**SOURCE DATA**
>> Start

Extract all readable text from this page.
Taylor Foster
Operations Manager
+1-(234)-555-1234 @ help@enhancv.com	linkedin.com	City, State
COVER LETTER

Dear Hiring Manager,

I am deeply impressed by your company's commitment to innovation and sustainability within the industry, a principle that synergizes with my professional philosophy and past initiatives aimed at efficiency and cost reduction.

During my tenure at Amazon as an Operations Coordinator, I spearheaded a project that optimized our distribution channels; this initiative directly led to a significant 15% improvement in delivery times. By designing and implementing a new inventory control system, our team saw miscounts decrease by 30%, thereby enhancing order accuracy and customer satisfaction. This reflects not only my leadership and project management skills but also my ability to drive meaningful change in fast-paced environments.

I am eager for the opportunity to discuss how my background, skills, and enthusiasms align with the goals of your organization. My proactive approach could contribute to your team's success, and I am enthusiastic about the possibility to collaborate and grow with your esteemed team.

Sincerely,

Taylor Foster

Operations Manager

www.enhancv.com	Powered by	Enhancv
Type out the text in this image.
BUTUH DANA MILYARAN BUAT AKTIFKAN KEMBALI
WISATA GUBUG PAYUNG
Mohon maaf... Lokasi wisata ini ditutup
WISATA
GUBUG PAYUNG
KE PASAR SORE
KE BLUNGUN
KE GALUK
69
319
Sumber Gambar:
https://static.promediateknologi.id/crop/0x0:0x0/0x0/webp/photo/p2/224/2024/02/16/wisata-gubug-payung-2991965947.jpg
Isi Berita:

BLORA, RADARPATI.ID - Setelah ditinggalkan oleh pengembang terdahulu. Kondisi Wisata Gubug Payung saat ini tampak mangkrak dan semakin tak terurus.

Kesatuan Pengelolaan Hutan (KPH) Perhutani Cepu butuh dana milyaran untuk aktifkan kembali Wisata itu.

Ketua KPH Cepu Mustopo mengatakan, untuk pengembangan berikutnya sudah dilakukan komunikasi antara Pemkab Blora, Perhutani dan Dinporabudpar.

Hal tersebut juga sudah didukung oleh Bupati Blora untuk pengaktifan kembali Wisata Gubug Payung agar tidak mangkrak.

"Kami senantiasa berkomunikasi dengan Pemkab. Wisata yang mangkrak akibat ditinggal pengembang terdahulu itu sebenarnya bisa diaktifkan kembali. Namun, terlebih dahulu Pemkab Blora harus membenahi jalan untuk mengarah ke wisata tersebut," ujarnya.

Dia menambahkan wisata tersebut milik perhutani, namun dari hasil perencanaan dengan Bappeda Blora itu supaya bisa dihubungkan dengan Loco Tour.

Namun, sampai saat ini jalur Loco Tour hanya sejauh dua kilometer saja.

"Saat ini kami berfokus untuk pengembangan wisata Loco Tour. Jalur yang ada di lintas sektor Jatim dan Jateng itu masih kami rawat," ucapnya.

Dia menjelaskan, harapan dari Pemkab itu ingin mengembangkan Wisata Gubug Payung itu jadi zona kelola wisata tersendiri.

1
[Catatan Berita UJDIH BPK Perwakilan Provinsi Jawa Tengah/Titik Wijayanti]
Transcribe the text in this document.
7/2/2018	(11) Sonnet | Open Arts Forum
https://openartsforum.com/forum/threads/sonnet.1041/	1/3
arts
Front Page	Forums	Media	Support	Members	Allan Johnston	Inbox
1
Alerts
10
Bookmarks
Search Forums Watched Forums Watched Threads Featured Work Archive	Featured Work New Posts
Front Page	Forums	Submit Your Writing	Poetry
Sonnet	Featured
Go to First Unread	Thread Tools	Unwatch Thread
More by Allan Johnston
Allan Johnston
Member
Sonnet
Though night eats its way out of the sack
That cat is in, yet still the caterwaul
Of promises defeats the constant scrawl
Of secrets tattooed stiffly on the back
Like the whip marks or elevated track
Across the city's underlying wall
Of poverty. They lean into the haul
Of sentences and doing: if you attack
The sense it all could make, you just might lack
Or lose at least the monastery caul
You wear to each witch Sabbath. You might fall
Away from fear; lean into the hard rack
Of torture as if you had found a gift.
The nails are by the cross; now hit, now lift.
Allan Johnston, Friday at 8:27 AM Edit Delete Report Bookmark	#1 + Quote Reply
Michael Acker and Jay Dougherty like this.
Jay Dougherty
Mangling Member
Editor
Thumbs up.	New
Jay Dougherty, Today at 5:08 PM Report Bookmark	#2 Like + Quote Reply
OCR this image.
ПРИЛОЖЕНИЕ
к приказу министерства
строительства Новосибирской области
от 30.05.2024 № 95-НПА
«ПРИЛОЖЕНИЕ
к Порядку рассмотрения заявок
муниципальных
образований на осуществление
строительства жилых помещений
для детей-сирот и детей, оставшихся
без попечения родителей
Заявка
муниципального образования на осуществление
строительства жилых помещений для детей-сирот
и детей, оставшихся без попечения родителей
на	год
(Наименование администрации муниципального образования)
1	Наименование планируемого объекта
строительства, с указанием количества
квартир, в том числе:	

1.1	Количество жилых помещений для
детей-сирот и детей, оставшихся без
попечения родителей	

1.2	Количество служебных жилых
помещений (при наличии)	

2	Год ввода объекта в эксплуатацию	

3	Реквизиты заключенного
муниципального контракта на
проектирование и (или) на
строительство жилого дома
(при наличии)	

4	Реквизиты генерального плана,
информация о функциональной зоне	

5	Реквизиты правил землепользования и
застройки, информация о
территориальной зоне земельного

>> End

**INSTRUCTIONS FOR THE TASK**
Restate the data above exactly, keeping each word as it stands.

**REPLY TO THE TASK**
Extract all readable text from this page.
Taylor Foster
Operations Manager
+1-(234)-555-1234 @ help@enhancv.com	linkedin.com	City, State
COVER LETTER

Dear Hiring Manager,

I am deeply impressed by your company's commitment to innovation and sustainability within the industry, a principle that synergizes with my professional philosophy and past initiatives aimed at efficiency and cost reduction.

During my tenure at Amazon as an Operations Coordinator, I spearheaded a project that optimized our distribution channels; this initiative directly led to a significant 15% improvement in delivery times. By designing and implementing a new inventory control system, our team saw miscounts decrease by 30%, thereby enhancing order accuracy and customer satisfaction. This reflects not only my leadership and project management skills but also my ability to drive meaningful change in fast-paced environments.

I am eager for the opportunity to discuss how my background, skills, and enthusiasms align with the goals of your organization. My proactive approach could contribute to your team's success, and I am enthusiastic about the possibility to collaborate and grow with your esteemed team.

Sincerely,

Taylor Foster

Operations Manager

www.enhancv.com	Powered by	Enhancv
Type out the text in this image.
BUTUH DANA MILYARAN BUAT AKTIFKAN KEMBALI
WISATA GUBUG PAYUNG
Mohon maaf... Lokasi wisata ini ditutup
WISATA
GUBUG PAYUNG
KE PASAR SORE
KE BLUNGUN
KE GALUK
69
319
Sumber Gambar:
https://static.promediateknologi.id/crop/0x0:0x0/0x0/webp/photo/p2/224/2024/02/16/wisata-gubug-payung-2991965947.jpg
Isi Berita:

BLORA, RADARPATI.ID - Setelah ditinggalkan oleh pengembang terdahulu. Kondisi Wisata Gubug Payung saat ini tampak mangkrak dan semakin tak terurus.

Kesatuan Pengelolaan Hutan (KPH) Perhutani Cepu butuh dana milyaran untuk aktifkan kembali Wisata itu.

Ketua KPH Cepu Mustopo mengatakan, untuk pengembangan berikutnya sudah dilakukan komunikasi antara Pemkab Blora, Perhutani dan Dinporabudpar.

Hal tersebut juga sudah didukung oleh Bupati Blora untuk pengaktifan kembali Wisata Gubug Payung agar tidak mangkrak.

"Kami senantiasa berkomunikasi dengan Pemkab. Wisata yang mangkrak akibat ditinggal pengembang terdahulu itu sebenarnya bisa diaktifkan kembali. Namun, terlebih dahulu Pemkab Blora harus membenahi jalan untuk mengarah ke wisata tersebut," ujarnya.

Dia menambahkan wisata tersebut milik perhutani, namun dari hasil perencanaan dengan Bappeda Blora itu supaya bisa dihubungkan dengan Loco Tour.

Namun, sampai saat ini jalur Loco Tour hanya sejauh dua kilometer saja.

"Saat ini kami berfokus untuk pengembangan wisata Loco Tour. Jalur yang ada di lintas sektor Jatim dan Jateng itu masih kami rawat," ucapnya.

Dia menjelaskan, harapan dari Pemkab itu ingin mengembangkan Wisata Gubug Payung itu jadi zona kelola wisata tersendiri.

1
[Catatan Berita UJDIH BPK Perwakilan Provinsi Jawa Tengah/Titik Wijayanti]
Transcribe the text in this document.
7/2/2018	(11) Sonnet | Open Arts Forum
https://openartsforum.com/forum/threads/sonnet.1041/	1/3
arts
Front Page	Forums	Media	Support	Members	Allan Johnston	Inbox
1
Alerts
10
Bookmarks
Search Forums Watched Forums Watched Threads Featured Work Archive	Featured Work New Posts
Front Page	Forums	Submit Your Writing	Poetry
Sonnet	Featured
Go to First Unread	Thread Tools	Unwatch Thread
More by Allan Johnston
Allan Johnston
Member
Sonnet
Though night eats its way out of the sack
That cat is in, yet still the caterwaul
Of promises defeats the constant scrawl
Of secrets tattooed stiffly on the back
Like the whip marks or elevated track
Across the city's underlying wall
Of poverty. They lean into the haul
Of sentences and doing: if you attack
The sense it all could make, you just might lack
Or lose at least the monastery caul
You wear to each witch Sabbath. You might fall
Away from fear; lean into the hard rack
Of torture as if you had found a gift.
The nails are by the cross; now hit, now lift.
Allan Johnston, Friday at 8:27 AM Edit Delete Report Bookmark	#1 + Quote Reply
Michael Acker and Jay Dougherty like this.
Jay Dougherty
Mangling Member
Editor
Thumbs up.	New
Jay Dougherty, Today at 5:08 PM Report Bookmark	#2 Like + Quote Reply
OCR this image.
ПРИЛОЖЕНИЕ
к приказу министерства
строительства Новосибирской области
от 30.05.2024 № 95-НПА
«ПРИЛОЖЕНИЕ
к Порядку рассмотрения заявок
муниципальных
образований на осуществление
строительства жилых помещений
для детей-сирот и детей, оставшихся
без попечения родителей
Заявка
муниципального образования на осуществление
строительства жилых помещений для детей-сирот
и детей, оставшихся без попечения родителей
на	год
(Наименование администрации муниципального образования)
1	Наименование планируемого объекта
строительства, с указанием количества
квартир, в том числе:	

1.1	Количество жилых помещений для
детей-сирот и детей, оставшихся без
попечения родителей	

1.2	Количество служебных жилых
помещений (при наличии)	

2	Год ввода объекта в эксплуатацию	

3	Реквизиты заключенного
муниципального контракта на
проектирование и (или) на
строительство жилого дома
(при наличии)	

4	Реквизиты генерального плана,
информация о функциональной зоне	

5	Реквизиты правил землепользования и
застройки, информация о
территориальной зоне земельного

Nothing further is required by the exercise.